- RECORDS TO PROCESS -
________________
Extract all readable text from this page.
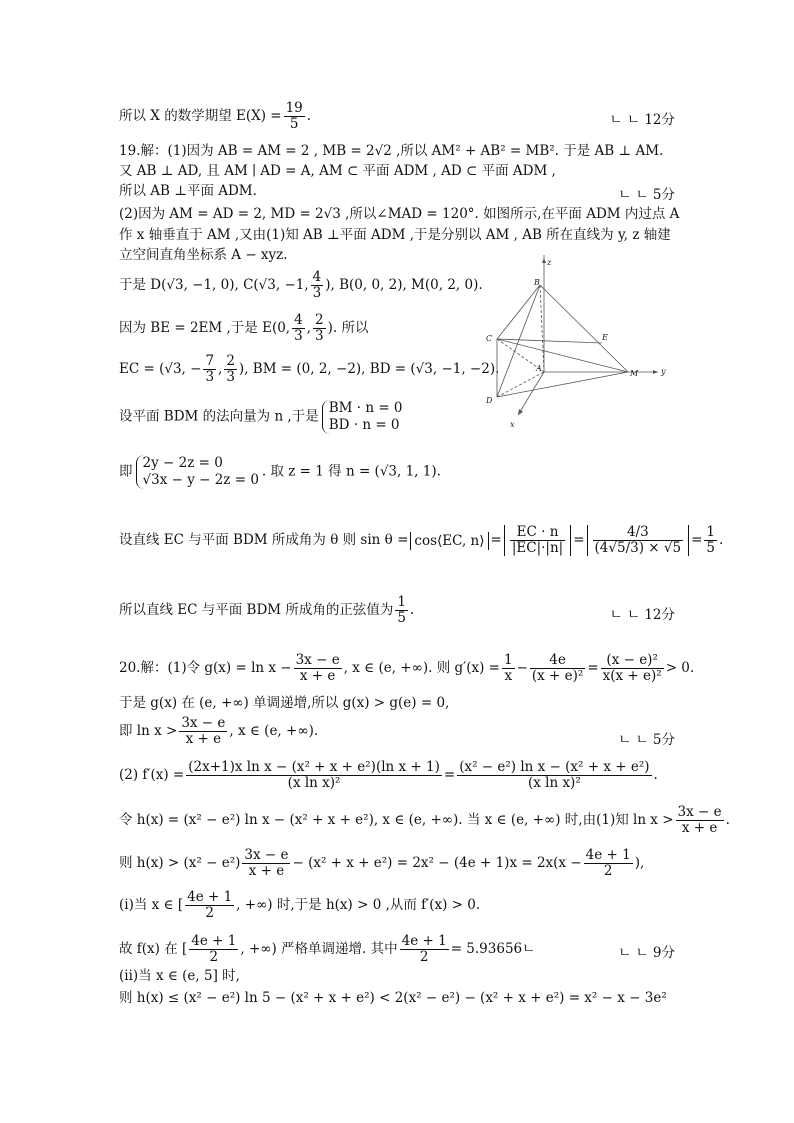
所以 X 的数学期望 $E(X) = \frac{19}{5}$ .	ㄴ ㄴ 12分
19.解：(1)因为 AB = AM = 2 , MB = 2√2 ,所以 AM² + AB² = MB². 于是 AB ⊥ AM.
又 AB ⊥ AD, 且 AM ∣ AD = A, AM ⊂ 平面 ADM , AD ⊂ 平面 ADM ,
所以 AB ⊥平面 ADM.	ㄴ ㄴ 5分
(2)因为 AM = AD = 2, MD = 2√3 ,所以∠MAD = 120°. 如图所示,在平面 ADM 内过点 A
作 x 轴垂直于 AM ,又由(1)知 AB ⊥平面 ADM ,于是分别以 AM , AB 所在直线为 y, z 轴建
立空间直角坐标系 A − xyz.
于是 D(√3, −1, 0), C(√3, −1, $\frac{4}{3}$ ), B(0, 0, 2), M(0, 2, 0).
因为 BE = 2EM ,于是 E(0, $\frac{4}{3}$ , $\frac{2}{3}$ ). 所以
EC = (√3, − $\frac{7}{3}$ , $\frac{2}{3}$ ), BM = (0, 2, −2), BD = (√3, −1, −2).
设平面 BDM 的法向量为 n ,于是
BM · n = 0
BD · n = 0
即
2y − 2z = 0
√3x − y − 2z = 0
. 取 z = 1 得 n = (√3, 1, 1).
设直线 EC 与平面 BDM 所成角为 θ 则 sin θ = cos⟨EC, n⟩ = $\frac{EC \cdot n}{|EC|\cdot|n|} = \frac{4/3}{(4√5/3) \times √5} = \frac{1}{5}$ .
所以直线 EC 与平面 BDM 所成角的正弦值为 $\frac{1}{5}$ .	ㄴ ㄴ 12分
20.解：(1)令 $g(x) = \ln x - \frac{3x - e}{x + e}$ , x ∈ (e, +∞). 则 $g'(x) = \frac{1}{x} - \frac{4e}{\text{(x + e)²}} = \frac{\text{(x − e)²}}{\text{x(x + e)²}} > 0$.
于是 g(x) 在 (e, +∞) 单调递增,所以 g(x) > g(e) = 0,
即 $\ln x > \frac{3x - e}{x + e}$ , x ∈ (e, +∞).
ㄴ ㄴ 5分
(2) $f'(x) = \frac{\text{(2x+1)x ln x − (x² + x + e²)(ln x + 1)}}{\text{(x ln x)²}} = \frac{\text{(x² − e²) ln x − (x² + x + e²)}}{\text{(x ln x)²}}$ .
令 h(x) = (x² − e²) ln x − (x² + x + e²), x ∈ (e, +∞). 当 x ∈ (e, +∞) 时,由(1)知 $\ln x > \frac{3x - e}{x + e}$ .
则 $h(x) > (x^2 - e^2) \frac{3x - e}{x + e} - (x^2 + x + e^2) = 2x^2 - (4e + 1)x = 2x(x - \frac{4e + 1}{2}$ ),
(i)当 x ∈ [ $\frac{4e + 1}{2}$ , +∞) 时,于是 h(x) > 0 ,从而 f′(x) > 0.
故 f(x) 在 [ $\frac{4e + 1}{2}$ , +∞) 严格单调递增. 其中 $\frac{4e + 1}{2} = 5.93656$ㄴ	ㄴ ㄴ 9分
(ii)当 x ∈ (e, 5] 时,
则 h(x) ≤ (x² − e²) ln 5 − (x² + x + e²) < 2(x² − e²) − (x² + x + e²) = x² − x − 3e²
z
B
C	E
A
M	y
D
x
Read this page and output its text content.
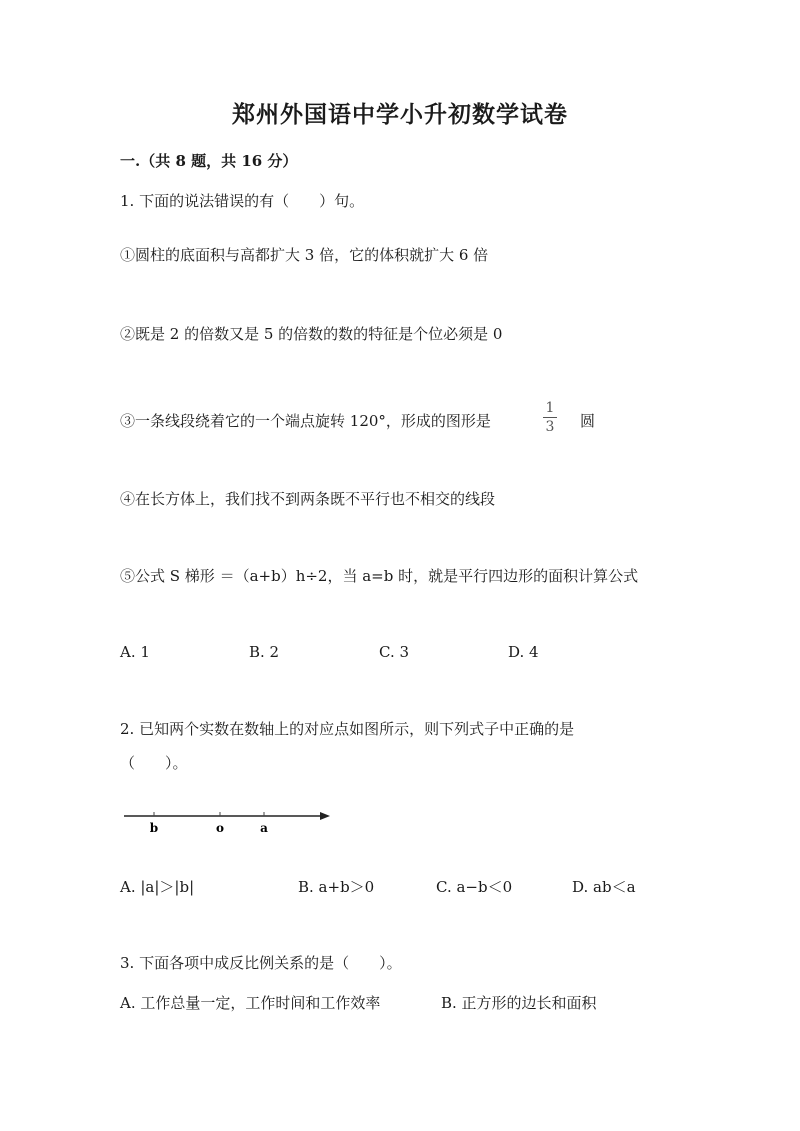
郑州外国语中学小升初数学试卷
一.（共 8 题，共 16 分）
1. 下面的说法错误的有（　　）句。
①圆柱的底面积与高都扩大 3 倍，它的体积就扩大 6 倍
②既是 2 的倍数又是 5 的倍数的数的特征是个位必须是 0
③一条线段绕着它的一个端点旋转 120°，形成的图形是
1
3	圆
④在长方体上，我们找不到两条既不平行也不相交的线段
⑤公式 S 梯形 ＝（a+b）h÷2，当 a=b 时，就是平行四边形的面积计算公式
A. 1	B. 2	C. 3	D. 4
2. 已知两个实数在数轴上的对应点如图所示，则下列式子中正确的是
（　　）。
b	o	a
A. |a|＞|b|	B. a+b＞0	C. a−b＜0	D. ab＜a
3. 下面各项中成反比例关系的是（　　）。
A. 工作总量一定，工作时间和工作效率	B. 正方形的边长和面积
________________
Copy out each line that contains the word "this".

Extract all readable text from this page.
Read this page and output its text content.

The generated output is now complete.